▸ What the task requires
Repeat, exactly and in full, the lines of the listing below, but without any pictures.

▸ Records for the exercise
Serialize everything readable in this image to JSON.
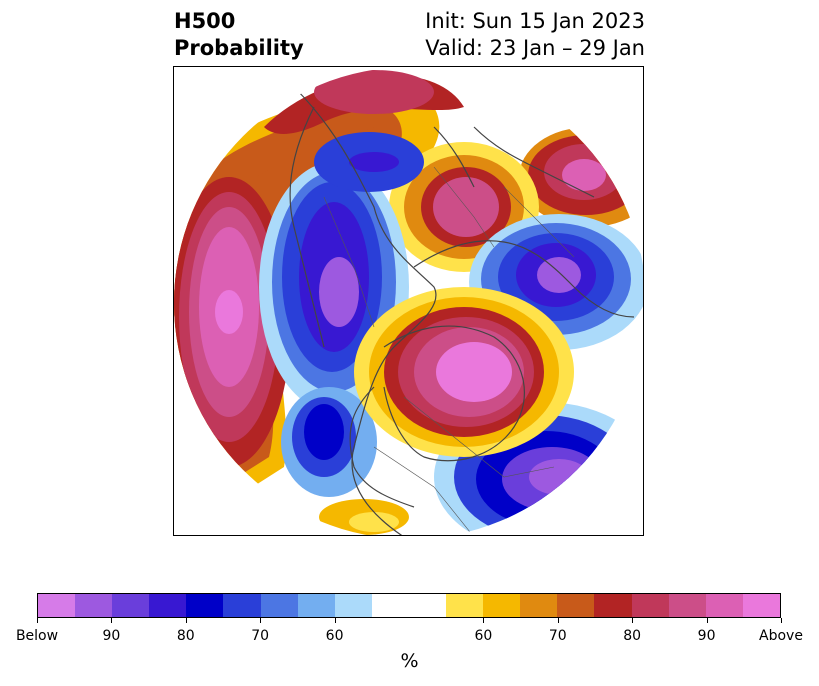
{
  "header": {
    "title_line1": "H500",
    "title_line2": "Probability",
    "init_text": "Init: Sun 15 Jan 2023",
    "valid_text": "Valid: 23 Jan – 29 Jan"
  },
  "colorbar": {
    "label": "%",
    "colors": [
      "#d67be8",
      "#9d59e0",
      "#6a3edb",
      "#3818d2",
      "#0000c8",
      "#2a3fd8",
      "#4c76e3",
      "#73aef0",
      "#abdafa",
      "#ffffff",
      "#ffffff",
      "#ffe24a",
      "#f5b800",
      "#e08a10",
      "#c85a1a",
      "#b22424",
      "#c0385a",
      "#cc4e88",
      "#dc60b4",
      "#ea78dc"
    ],
    "tick_labels": [
      "Below",
      "90",
      "80",
      "70",
      "60",
      "60",
      "70",
      "80",
      "90",
      "Above"
    ]
  },
  "map": {
    "legend_colors": {
      "above": "#ea78dc",
      "below": "#9d59e0",
      "neutral": "#ffffff",
      "coast": "#444444"
    }
  }
}
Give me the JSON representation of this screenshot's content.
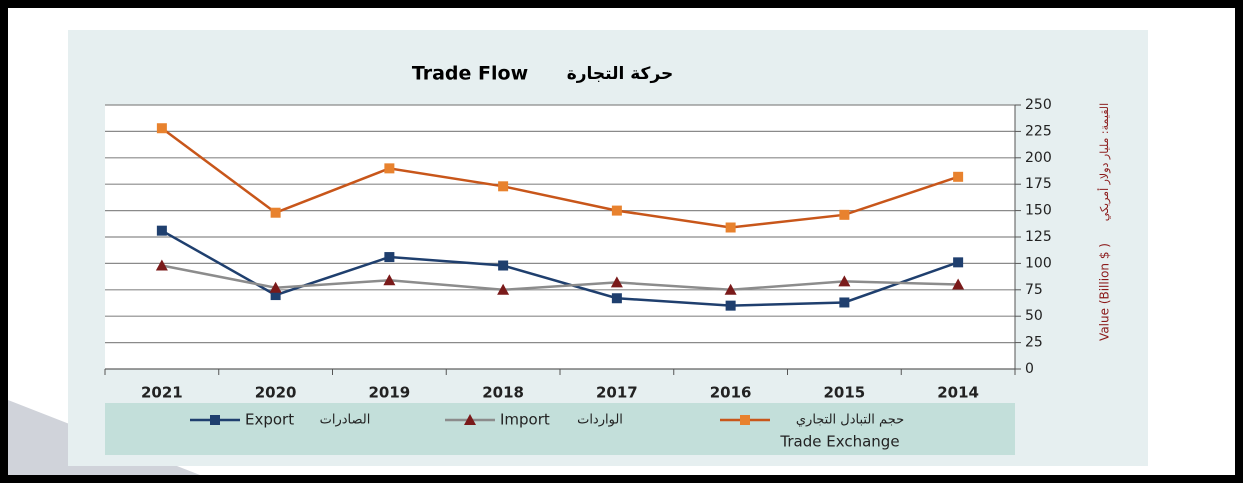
{
  "chart_data": {
    "type": "line",
    "title": "Trade Flow",
    "title_ar": "حركة التجارة",
    "ylabel": "Value (Billion $ )",
    "ylabel_ar": "القيمة: مليار دولار أمريكي",
    "categories": [
      "2021",
      "2020",
      "2019",
      "2018",
      "2017",
      "2016",
      "2015",
      "2014"
    ],
    "series": [
      {
        "name": "Export",
        "name_ar": "الصادرات",
        "color": "#1f3f6e",
        "marker_color": "#1f3f6e",
        "marker": "square",
        "values": [
          131,
          70,
          106,
          98,
          67,
          60,
          63,
          101
        ]
      },
      {
        "name": "Import",
        "name_ar": "الواردات",
        "color": "#8c8c8c",
        "marker_color": "#7a1a1a",
        "marker": "triangle",
        "values": [
          98,
          77,
          84,
          75,
          82,
          75,
          83,
          80
        ]
      },
      {
        "name": "Trade Exchange",
        "name_ar": "حجم التبادل التجاري",
        "color": "#c8561a",
        "marker_color": "#e8822e",
        "marker": "square",
        "values": [
          228,
          148,
          190,
          173,
          150,
          134,
          146,
          182
        ]
      }
    ],
    "ylim": [
      0,
      250
    ],
    "yticks": [
      0,
      25,
      50,
      75,
      100,
      125,
      150,
      175,
      200,
      225,
      250
    ],
    "yaxis_side": "right",
    "grid": true
  }
}
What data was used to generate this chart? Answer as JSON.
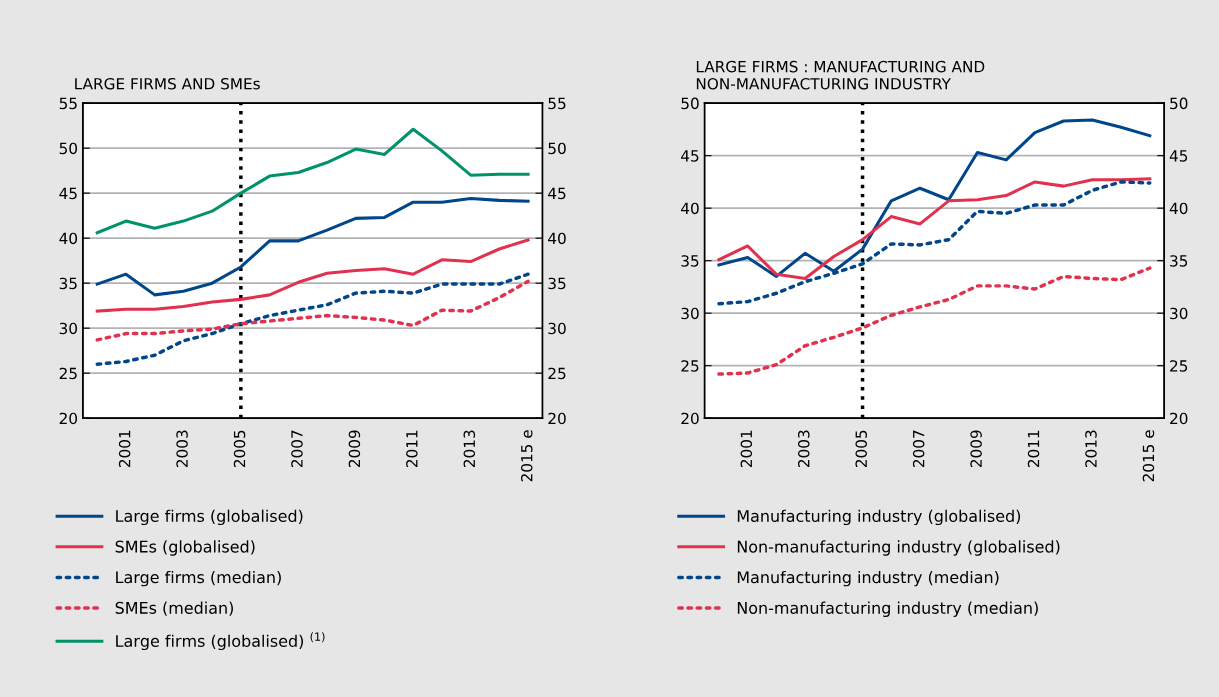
{
  "chart_data": [
    {
      "type": "line",
      "title": "LARGE FIRMS AND SMEs",
      "categories": [
        null,
        "2001",
        null,
        "2003",
        null,
        "2005",
        null,
        "2007",
        null,
        "2009",
        null,
        "2011",
        null,
        "2013",
        null,
        "2015 e"
      ],
      "series": [
        {
          "name": "Large firms (globalised)",
          "color": "#00468b",
          "line_style": "solid",
          "values": [
            34.9,
            36.0,
            33.7,
            34.1,
            35.0,
            36.8,
            39.7,
            39.7,
            40.9,
            42.2,
            42.3,
            44.0,
            44.0,
            44.4,
            44.2,
            44.1
          ]
        },
        {
          "name": "SMEs (globalised)",
          "color": "#e0324f",
          "line_style": "solid",
          "values": [
            31.9,
            32.1,
            32.1,
            32.4,
            32.9,
            33.2,
            33.7,
            35.1,
            36.1,
            36.4,
            36.6,
            36.0,
            37.6,
            37.4,
            38.8,
            39.8
          ]
        },
        {
          "name": "Large firms (median)",
          "color": "#00468b",
          "line_style": "dotted",
          "values": [
            26.0,
            26.3,
            27.0,
            28.6,
            29.4,
            30.5,
            31.4,
            32.0,
            32.6,
            33.9,
            34.1,
            33.9,
            34.9,
            34.9,
            34.9,
            36.0
          ]
        },
        {
          "name": "SMEs (median)",
          "color": "#e0324f",
          "line_style": "dotted",
          "values": [
            28.7,
            29.4,
            29.4,
            29.7,
            29.9,
            30.5,
            30.8,
            31.1,
            31.4,
            31.2,
            30.9,
            30.3,
            32.0,
            31.9,
            33.4,
            35.2
          ]
        },
        {
          "name": "Large firms (globalised) $^{(1)}$",
          "color": "#00936a",
          "line_style": "solid",
          "values": [
            40.6,
            41.9,
            41.1,
            41.9,
            43.0,
            45.0,
            46.9,
            47.3,
            48.4,
            49.9,
            49.3,
            52.1,
            49.7,
            47.0,
            47.1,
            47.1
          ]
        }
      ],
      "ylim": [
        20,
        55
      ],
      "yticks": [
        20,
        25,
        30,
        35,
        40,
        45,
        50,
        55
      ],
      "y2lim": [
        20,
        55
      ],
      "y2ticks": [
        20,
        25,
        30,
        35,
        40,
        45,
        50,
        55
      ],
      "ref_lines": [
        {
          "axis": "x",
          "value": "2005",
          "color": "#000000",
          "line_style": "dotted"
        }
      ],
      "grid": "y",
      "legend": "bottom",
      "marker": "none"
    },
    {
      "type": "line",
      "title": "LARGE FIRMS : MANUFACTURING AND\nNON-MANUFACTURING INDUSTRY",
      "categories": [
        null,
        "2001",
        null,
        "2003",
        null,
        "2005",
        null,
        "2007",
        null,
        "2009",
        null,
        "2011",
        null,
        "2013",
        null,
        "2015 e"
      ],
      "series": [
        {
          "name": "Manufacturing industry (globalised)",
          "color": "#00468b",
          "line_style": "solid",
          "values": [
            34.6,
            35.3,
            33.5,
            35.7,
            34.0,
            36.1,
            40.7,
            41.9,
            40.8,
            45.3,
            44.6,
            47.2,
            48.3,
            48.4,
            47.7,
            46.9
          ]
        },
        {
          "name": "Non-manufacturing industry (globalised)",
          "color": "#e0324f",
          "line_style": "solid",
          "values": [
            35.1,
            36.4,
            33.7,
            33.3,
            35.4,
            37.0,
            39.2,
            38.5,
            40.7,
            40.8,
            41.2,
            42.5,
            42.1,
            42.7,
            42.7,
            42.8
          ]
        },
        {
          "name": "Manufacturing industry (median)",
          "color": "#00468b",
          "line_style": "dotted",
          "values": [
            30.9,
            31.1,
            31.9,
            33.0,
            33.8,
            34.7,
            36.6,
            36.5,
            37.0,
            39.7,
            39.5,
            40.3,
            40.3,
            41.7,
            42.5,
            42.4
          ]
        },
        {
          "name": "Non-manufacturing industry (median)",
          "color": "#e0324f",
          "line_style": "dotted",
          "values": [
            24.2,
            24.3,
            25.1,
            26.9,
            27.7,
            28.6,
            29.8,
            30.6,
            31.3,
            32.6,
            32.6,
            32.3,
            33.5,
            33.3,
            33.2,
            34.3
          ]
        }
      ],
      "ylim": [
        20,
        50
      ],
      "yticks": [
        20,
        25,
        30,
        35,
        40,
        45,
        50
      ],
      "y2lim": [
        20,
        50
      ],
      "y2ticks": [
        20,
        25,
        30,
        35,
        40,
        45,
        50
      ],
      "ref_lines": [
        {
          "axis": "x",
          "value": "2005",
          "color": "#000000",
          "line_style": "dotted"
        }
      ],
      "grid": "y",
      "legend": "bottom",
      "marker": "none"
    }
  ]
}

▸ Task solution
Serialize everything readable in this image to JSON.
{
  "header": {
    "title_line1": "H500",
    "title_line2": "Probability",
    "init_text": "Init: Sun 15 Jan 2023",
    "valid_text": "Valid: 23 Jan – 29 Jan"
  },
  "colorbar": {
    "label": "%",
    "colors": [
      "#d67be8",
      "#9d59e0",
      "#6a3edb",
      "#3818d2",
      "#0000c8",
      "#2a3fd8",
      "#4c76e3",
      "#73aef0",
      "#abdafa",
      "#ffffff",
      "#ffffff",
      "#ffe24a",
      "#f5b800",
      "#e08a10",
      "#c85a1a",
      "#b22424",
      "#c0385a",
      "#cc4e88",
      "#dc60b4",
      "#ea78dc"
    ],
    "tick_labels": [
      "Below",
      "90",
      "80",
      "70",
      "60",
      "60",
      "70",
      "80",
      "90",
      "Above"
    ]
  },
  "map": {
    "legend_colors": {
      "above": "#ea78dc",
      "below": "#9d59e0",
      "neutral": "#ffffff",
      "coast": "#444444"
    }
  }
}
Give me the JSON representation of this screenshot's content.
{
  "chart_data": {
    "type": "line",
    "title": "Trade Flow",
    "title_ar": "حركة التجارة",
    "ylabel": "Value (Billion $ )",
    "ylabel_ar": "القيمة: مليار دولار أمريكي",
    "categories": [
      "2021",
      "2020",
      "2019",
      "2018",
      "2017",
      "2016",
      "2015",
      "2014"
    ],
    "series": [
      {
        "name": "Export",
        "name_ar": "الصادرات",
        "color": "#1f3f6e",
        "marker_color": "#1f3f6e",
        "marker": "square",
        "values": [
          131,
          70,
          106,
          98,
          67,
          60,
          63,
          101
        ]
      },
      {
        "name": "Import",
        "name_ar": "الواردات",
        "color": "#8c8c8c",
        "marker_color": "#7a1a1a",
        "marker": "triangle",
        "values": [
          98,
          77,
          84,
          75,
          82,
          75,
          83,
          80
        ]
      },
      {
        "name": "Trade Exchange",
        "name_ar": "حجم التبادل التجاري",
        "color": "#c8561a",
        "marker_color": "#e8822e",
        "marker": "square",
        "values": [
          228,
          148,
          190,
          173,
          150,
          134,
          146,
          182
        ]
      }
    ],
    "ylim": [
      0,
      250
    ],
    "yticks": [
      0,
      25,
      50,
      75,
      100,
      125,
      150,
      175,
      200,
      225,
      250
    ],
    "yaxis_side": "right",
    "grid": true
  }
}
What data was used to generate this chart? Answer as JSON.
{
  "chart_data": [
    {
      "type": "line",
      "title": "LARGE FIRMS AND SMEs",
      "categories": [
        null,
        "2001",
        null,
        "2003",
        null,
        "2005",
        null,
        "2007",
        null,
        "2009",
        null,
        "2011",
        null,
        "2013",
        null,
        "2015 e"
      ],
      "series": [
        {
          "name": "Large firms (globalised)",
          "color": "#00468b",
          "line_style": "solid",
          "values": [
            34.9,
            36.0,
            33.7,
            34.1,
            35.0,
            36.8,
            39.7,
            39.7,
            40.9,
            42.2,
            42.3,
            44.0,
            44.0,
            44.4,
            44.2,
            44.1
          ]
        },
        {
          "name": "SMEs (globalised)",
          "color": "#e0324f",
          "line_style": "solid",
          "values": [
            31.9,
            32.1,
            32.1,
            32.4,
            32.9,
            33.2,
            33.7,
            35.1,
            36.1,
            36.4,
            36.6,
            36.0,
            37.6,
            37.4,
            38.8,
            39.8
          ]
        },
        {
          "name": "Large firms (median)",
          "color": "#00468b",
          "line_style": "dotted",
          "values": [
            26.0,
            26.3,
            27.0,
            28.6,
            29.4,
            30.5,
            31.4,
            32.0,
            32.6,
            33.9,
            34.1,
            33.9,
            34.9,
            34.9,
            34.9,
            36.0
          ]
        },
        {
          "name": "SMEs (median)",
          "color": "#e0324f",
          "line_style": "dotted",
          "values": [
            28.7,
            29.4,
            29.4,
            29.7,
            29.9,
            30.5,
            30.8,
            31.1,
            31.4,
            31.2,
            30.9,
            30.3,
            32.0,
            31.9,
            33.4,
            35.2
          ]
        },
        {
          "name": "Large firms (globalised) $^{(1)}$",
          "color": "#00936a",
          "line_style": "solid",
          "values": [
            40.6,
            41.9,
            41.1,
            41.9,
            43.0,
            45.0,
            46.9,
            47.3,
            48.4,
            49.9,
            49.3,
            52.1,
            49.7,
            47.0,
            47.1,
            47.1
          ]
        }
      ],
      "ylim": [
        20,
        55
      ],
      "yticks": [
        20,
        25,
        30,
        35,
        40,
        45,
        50,
        55
      ],
      "y2lim": [
        20,
        55
      ],
      "y2ticks": [
        20,
        25,
        30,
        35,
        40,
        45,
        50,
        55
      ],
      "ref_lines": [
        {
          "axis": "x",
          "value": "2005",
          "color": "#000000",
          "line_style": "dotted"
        }
      ],
      "grid": "y",
      "legend": "bottom",
      "marker": "none"
    },
    {
      "type": "line",
      "title": "LARGE FIRMS : MANUFACTURING AND\nNON-MANUFACTURING INDUSTRY",
      "categories": [
        null,
        "2001",
        null,
        "2003",
        null,
        "2005",
        null,
        "2007",
        null,
        "2009",
        null,
        "2011",
        null,
        "2013",
        null,
        "2015 e"
      ],
      "series": [
        {
          "name": "Manufacturing industry (globalised)",
          "color": "#00468b",
          "line_style": "solid",
          "values": [
            34.6,
            35.3,
            33.5,
            35.7,
            34.0,
            36.1,
            40.7,
            41.9,
            40.8,
            45.3,
            44.6,
            47.2,
            48.3,
            48.4,
            47.7,
            46.9
          ]
        },
        {
          "name": "Non-manufacturing industry (globalised)",
          "color": "#e0324f",
          "line_style": "solid",
          "values": [
            35.1,
            36.4,
            33.7,
            33.3,
            35.4,
            37.0,
            39.2,
            38.5,
            40.7,
            40.8,
            41.2,
            42.5,
            42.1,
            42.7,
            42.7,
            42.8
          ]
        },
        {
          "name": "Manufacturing industry (median)",
          "color": "#00468b",
          "line_style": "dotted",
          "values": [
            30.9,
            31.1,
            31.9,
            33.0,
            33.8,
            34.7,
            36.6,
            36.5,
            37.0,
            39.7,
            39.5,
            40.3,
            40.3,
            41.7,
            42.5,
            42.4
          ]
        },
        {
          "name": "Non-manufacturing industry (median)",
          "color": "#e0324f",
          "line_style": "dotted",
          "values": [
            24.2,
            24.3,
            25.1,
            26.9,
            27.7,
            28.6,
            29.8,
            30.6,
            31.3,
            32.6,
            32.6,
            32.3,
            33.5,
            33.3,
            33.2,
            34.3
          ]
        }
      ],
      "ylim": [
        20,
        50
      ],
      "yticks": [
        20,
        25,
        30,
        35,
        40,
        45,
        50
      ],
      "y2lim": [
        20,
        50
      ],
      "y2ticks": [
        20,
        25,
        30,
        35,
        40,
        45,
        50
      ],
      "ref_lines": [
        {
          "axis": "x",
          "value": "2005",
          "color": "#000000",
          "line_style": "dotted"
        }
      ],
      "grid": "y",
      "legend": "bottom",
      "marker": "none"
    }
  ]
}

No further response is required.